▸ THE TASK
Search the material for the string "stack", then return every line where it is found.

|---|

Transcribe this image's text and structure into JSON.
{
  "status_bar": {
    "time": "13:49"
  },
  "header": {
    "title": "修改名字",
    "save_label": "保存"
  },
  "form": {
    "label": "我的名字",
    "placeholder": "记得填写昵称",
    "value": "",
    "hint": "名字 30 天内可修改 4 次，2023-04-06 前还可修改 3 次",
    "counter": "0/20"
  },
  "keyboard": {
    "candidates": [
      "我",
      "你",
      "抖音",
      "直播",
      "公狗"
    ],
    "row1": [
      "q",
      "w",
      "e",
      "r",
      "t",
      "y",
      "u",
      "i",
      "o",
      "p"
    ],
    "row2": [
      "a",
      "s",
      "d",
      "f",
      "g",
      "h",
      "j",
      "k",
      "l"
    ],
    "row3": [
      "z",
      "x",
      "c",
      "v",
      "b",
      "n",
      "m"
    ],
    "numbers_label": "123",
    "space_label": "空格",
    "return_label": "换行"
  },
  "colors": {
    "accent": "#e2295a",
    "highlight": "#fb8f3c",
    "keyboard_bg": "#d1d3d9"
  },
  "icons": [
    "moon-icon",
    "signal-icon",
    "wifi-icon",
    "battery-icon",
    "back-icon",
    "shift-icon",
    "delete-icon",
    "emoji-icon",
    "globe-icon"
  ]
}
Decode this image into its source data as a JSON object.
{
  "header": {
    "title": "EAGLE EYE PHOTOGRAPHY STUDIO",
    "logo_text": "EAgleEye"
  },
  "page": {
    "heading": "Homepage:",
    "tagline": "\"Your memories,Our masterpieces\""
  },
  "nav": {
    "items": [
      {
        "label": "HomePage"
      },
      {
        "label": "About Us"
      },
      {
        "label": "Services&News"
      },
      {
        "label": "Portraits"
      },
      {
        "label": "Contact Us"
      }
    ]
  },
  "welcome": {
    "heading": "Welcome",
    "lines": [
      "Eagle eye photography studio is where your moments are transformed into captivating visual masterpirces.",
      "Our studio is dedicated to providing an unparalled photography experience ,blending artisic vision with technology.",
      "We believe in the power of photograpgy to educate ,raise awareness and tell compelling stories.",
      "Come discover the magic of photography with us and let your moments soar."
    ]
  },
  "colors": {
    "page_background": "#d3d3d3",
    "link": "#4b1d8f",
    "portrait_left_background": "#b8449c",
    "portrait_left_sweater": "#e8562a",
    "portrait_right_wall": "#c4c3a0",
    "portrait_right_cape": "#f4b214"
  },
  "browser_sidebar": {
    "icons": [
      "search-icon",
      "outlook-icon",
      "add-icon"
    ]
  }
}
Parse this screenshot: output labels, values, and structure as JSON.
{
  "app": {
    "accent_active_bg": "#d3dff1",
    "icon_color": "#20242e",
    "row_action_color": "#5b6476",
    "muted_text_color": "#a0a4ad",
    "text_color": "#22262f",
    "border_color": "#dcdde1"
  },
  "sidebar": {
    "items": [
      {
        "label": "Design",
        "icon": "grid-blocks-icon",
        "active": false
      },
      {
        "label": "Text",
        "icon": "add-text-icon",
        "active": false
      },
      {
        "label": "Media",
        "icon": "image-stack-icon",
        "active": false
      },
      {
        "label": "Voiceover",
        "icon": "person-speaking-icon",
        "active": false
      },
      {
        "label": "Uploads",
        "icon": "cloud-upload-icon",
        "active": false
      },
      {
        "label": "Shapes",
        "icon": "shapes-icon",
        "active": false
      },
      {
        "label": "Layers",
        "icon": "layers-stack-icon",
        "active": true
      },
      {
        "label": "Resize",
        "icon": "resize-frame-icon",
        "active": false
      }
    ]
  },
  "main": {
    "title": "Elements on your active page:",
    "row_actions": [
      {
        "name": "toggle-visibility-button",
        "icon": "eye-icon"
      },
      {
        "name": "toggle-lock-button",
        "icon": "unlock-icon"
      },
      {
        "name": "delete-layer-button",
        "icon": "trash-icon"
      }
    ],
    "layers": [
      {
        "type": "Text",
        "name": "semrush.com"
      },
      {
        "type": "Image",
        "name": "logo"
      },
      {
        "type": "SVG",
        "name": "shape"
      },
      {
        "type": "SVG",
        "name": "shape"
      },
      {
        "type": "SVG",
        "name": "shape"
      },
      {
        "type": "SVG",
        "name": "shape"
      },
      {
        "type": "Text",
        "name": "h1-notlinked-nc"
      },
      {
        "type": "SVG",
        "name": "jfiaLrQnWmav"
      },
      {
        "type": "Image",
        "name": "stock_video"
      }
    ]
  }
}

|---|

▸ WRITTEN SOLUTION
        "icon": "image-stack-icon",
        "icon": "layers-stack-icon",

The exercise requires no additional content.